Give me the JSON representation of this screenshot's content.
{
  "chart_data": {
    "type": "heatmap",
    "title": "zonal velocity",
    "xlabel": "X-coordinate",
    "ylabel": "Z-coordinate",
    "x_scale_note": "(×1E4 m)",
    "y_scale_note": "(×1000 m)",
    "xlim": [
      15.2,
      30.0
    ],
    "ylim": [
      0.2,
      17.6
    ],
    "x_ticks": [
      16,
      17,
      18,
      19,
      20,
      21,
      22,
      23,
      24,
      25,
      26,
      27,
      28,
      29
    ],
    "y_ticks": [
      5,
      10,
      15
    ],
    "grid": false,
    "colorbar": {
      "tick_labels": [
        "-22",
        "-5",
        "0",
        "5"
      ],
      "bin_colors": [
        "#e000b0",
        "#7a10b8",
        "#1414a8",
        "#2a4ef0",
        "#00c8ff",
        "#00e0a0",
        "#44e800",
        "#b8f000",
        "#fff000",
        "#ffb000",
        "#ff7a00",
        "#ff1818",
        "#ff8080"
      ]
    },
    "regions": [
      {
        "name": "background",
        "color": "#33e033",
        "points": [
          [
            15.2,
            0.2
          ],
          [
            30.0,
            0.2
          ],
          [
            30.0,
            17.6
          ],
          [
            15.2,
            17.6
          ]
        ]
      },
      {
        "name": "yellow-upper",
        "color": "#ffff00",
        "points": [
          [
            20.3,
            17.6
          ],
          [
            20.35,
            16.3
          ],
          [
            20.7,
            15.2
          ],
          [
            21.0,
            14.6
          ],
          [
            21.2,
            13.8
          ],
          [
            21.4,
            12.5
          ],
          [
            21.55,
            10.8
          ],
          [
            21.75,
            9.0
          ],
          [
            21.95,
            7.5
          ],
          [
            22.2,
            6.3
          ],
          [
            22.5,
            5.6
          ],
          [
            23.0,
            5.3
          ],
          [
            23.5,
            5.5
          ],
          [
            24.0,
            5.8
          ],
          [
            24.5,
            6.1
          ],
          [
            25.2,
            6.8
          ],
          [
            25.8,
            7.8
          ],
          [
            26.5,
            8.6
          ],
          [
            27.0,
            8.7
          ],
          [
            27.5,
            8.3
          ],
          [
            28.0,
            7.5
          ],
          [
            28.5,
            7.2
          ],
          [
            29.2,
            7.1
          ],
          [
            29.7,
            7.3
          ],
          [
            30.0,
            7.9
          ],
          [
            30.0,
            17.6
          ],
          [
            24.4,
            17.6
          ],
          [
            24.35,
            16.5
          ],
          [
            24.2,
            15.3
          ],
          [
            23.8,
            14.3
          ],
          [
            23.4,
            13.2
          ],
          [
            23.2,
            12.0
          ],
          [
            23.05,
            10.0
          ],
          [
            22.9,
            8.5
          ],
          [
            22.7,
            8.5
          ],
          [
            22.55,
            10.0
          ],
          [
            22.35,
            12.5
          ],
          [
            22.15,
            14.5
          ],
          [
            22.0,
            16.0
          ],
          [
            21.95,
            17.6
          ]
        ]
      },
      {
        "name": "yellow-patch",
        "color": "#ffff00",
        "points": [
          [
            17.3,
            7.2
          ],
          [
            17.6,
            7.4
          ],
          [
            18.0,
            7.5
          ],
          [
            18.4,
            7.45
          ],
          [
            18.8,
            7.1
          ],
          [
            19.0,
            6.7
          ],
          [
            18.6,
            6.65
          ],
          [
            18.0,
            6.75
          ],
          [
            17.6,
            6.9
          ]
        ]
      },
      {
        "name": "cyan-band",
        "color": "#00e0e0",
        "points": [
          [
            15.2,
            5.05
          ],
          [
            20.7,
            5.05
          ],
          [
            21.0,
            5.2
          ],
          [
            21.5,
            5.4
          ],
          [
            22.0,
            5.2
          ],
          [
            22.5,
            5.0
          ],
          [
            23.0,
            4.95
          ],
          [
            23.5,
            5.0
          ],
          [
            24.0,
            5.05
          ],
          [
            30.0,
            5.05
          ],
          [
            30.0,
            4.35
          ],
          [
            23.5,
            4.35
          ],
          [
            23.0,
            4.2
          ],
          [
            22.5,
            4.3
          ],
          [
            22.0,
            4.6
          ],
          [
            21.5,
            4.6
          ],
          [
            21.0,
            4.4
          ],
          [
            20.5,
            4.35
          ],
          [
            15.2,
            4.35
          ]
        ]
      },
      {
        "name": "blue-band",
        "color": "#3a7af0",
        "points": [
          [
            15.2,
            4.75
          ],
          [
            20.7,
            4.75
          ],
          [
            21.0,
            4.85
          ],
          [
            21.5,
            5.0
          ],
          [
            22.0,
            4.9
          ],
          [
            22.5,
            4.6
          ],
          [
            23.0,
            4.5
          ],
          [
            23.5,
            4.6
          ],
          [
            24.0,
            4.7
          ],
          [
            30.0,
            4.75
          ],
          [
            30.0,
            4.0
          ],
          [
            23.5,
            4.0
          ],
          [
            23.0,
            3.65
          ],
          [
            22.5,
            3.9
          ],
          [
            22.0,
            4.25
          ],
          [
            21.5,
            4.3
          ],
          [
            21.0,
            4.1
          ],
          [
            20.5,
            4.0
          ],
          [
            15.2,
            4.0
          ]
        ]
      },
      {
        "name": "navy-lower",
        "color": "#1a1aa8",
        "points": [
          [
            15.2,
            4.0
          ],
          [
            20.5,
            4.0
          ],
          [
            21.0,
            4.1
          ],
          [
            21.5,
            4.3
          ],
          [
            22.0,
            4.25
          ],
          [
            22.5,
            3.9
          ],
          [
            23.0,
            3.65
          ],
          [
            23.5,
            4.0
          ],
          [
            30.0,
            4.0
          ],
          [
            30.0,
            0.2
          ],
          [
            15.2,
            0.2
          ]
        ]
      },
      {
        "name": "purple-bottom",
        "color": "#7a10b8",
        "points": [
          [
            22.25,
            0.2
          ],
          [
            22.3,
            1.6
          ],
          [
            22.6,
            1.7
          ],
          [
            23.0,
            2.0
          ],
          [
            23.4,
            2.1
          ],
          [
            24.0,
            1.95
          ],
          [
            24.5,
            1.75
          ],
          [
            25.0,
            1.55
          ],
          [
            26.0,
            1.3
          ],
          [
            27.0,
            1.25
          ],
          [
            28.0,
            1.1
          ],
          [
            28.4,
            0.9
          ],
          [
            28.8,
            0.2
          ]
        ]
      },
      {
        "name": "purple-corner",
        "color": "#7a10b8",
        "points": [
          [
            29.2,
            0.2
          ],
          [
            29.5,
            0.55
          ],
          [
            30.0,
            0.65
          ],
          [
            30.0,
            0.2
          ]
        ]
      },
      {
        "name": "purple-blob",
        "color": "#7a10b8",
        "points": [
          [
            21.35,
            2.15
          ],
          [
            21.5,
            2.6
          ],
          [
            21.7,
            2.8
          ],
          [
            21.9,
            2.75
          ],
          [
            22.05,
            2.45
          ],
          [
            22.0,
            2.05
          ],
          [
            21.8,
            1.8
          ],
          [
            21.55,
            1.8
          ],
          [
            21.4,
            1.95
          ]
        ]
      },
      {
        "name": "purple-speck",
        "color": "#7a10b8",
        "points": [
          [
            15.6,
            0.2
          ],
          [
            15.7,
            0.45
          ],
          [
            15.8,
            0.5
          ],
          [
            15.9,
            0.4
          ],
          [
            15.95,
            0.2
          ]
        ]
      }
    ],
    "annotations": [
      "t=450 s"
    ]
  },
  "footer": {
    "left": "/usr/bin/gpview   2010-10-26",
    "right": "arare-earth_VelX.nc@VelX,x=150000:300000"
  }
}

▶ [Given request]: For the listing above, identify each line bearing "yellow".

▶ [Solution for this exercise]:
        "name": "yellow-upper",
        "name": "yellow-patch",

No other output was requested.